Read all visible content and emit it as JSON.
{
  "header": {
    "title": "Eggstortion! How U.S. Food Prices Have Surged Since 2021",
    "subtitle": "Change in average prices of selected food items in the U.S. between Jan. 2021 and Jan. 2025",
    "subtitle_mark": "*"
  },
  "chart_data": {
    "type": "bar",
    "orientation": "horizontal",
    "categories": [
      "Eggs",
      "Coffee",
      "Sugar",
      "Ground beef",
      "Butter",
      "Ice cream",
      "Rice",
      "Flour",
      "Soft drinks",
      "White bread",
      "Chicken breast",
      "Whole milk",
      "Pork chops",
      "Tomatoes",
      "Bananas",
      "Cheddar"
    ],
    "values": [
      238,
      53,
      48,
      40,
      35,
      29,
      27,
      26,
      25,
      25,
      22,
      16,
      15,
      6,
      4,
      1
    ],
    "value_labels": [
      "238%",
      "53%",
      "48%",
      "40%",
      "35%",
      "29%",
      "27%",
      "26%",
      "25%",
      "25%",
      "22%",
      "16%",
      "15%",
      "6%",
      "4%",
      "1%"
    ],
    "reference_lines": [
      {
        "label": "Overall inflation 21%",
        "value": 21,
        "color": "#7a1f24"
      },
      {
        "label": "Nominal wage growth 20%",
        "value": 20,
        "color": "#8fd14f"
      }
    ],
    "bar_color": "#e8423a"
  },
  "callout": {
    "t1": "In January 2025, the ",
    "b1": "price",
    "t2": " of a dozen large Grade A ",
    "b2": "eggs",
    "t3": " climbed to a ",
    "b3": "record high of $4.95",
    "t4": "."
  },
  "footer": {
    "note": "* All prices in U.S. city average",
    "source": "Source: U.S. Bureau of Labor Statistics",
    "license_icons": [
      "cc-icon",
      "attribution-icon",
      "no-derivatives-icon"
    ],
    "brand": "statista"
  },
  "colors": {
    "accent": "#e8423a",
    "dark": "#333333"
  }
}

- **REQUIRED WORK**
Repeat the data precisely, line by line.

- **REPLY**
Read all visible content and emit it as JSON.
{
  "header": {
    "title": "Eggstortion! How U.S. Food Prices Have Surged Since 2021",
    "subtitle": "Change in average prices of selected food items in the U.S. between Jan. 2021 and Jan. 2025",
    "subtitle_mark": "*"
  },
  "chart_data": {
    "type": "bar",
    "orientation": "horizontal",
    "categories": [
      "Eggs",
      "Coffee",
      "Sugar",
      "Ground beef",
      "Butter",
      "Ice cream",
      "Rice",
      "Flour",
      "Soft drinks",
      "White bread",
      "Chicken breast",
      "Whole milk",
      "Pork chops",
      "Tomatoes",
      "Bananas",
      "Cheddar"
    ],
    "values": [
      238,
      53,
      48,
      40,
      35,
      29,
      27,
      26,
      25,
      25,
      22,
      16,
      15,
      6,
      4,
      1
    ],
    "value_labels": [
      "238%",
      "53%",
      "48%",
      "40%",
      "35%",
      "29%",
      "27%",
      "26%",
      "25%",
      "25%",
      "22%",
      "16%",
      "15%",
      "6%",
      "4%",
      "1%"
    ],
    "reference_lines": [
      {
        "label": "Overall inflation 21%",
        "value": 21,
        "color": "#7a1f24"
      },
      {
        "label": "Nominal wage growth 20%",
        "value": 20,
        "color": "#8fd14f"
      }
    ],
    "bar_color": "#e8423a"
  },
  "callout": {
    "t1": "In January 2025, the ",
    "b1": "price",
    "t2": " of a dozen large Grade A ",
    "b2": "eggs",
    "t3": " climbed to a ",
    "b3": "record high of $4.95",
    "t4": "."
  },
  "footer": {
    "note": "* All prices in U.S. city average",
    "source": "Source: U.S. Bureau of Labor Statistics",
    "license_icons": [
      "cc-icon",
      "attribution-icon",
      "no-derivatives-icon"
    ],
    "brand": "statista"
  },
  "colors": {
    "accent": "#e8423a",
    "dark": "#333333"
  }
}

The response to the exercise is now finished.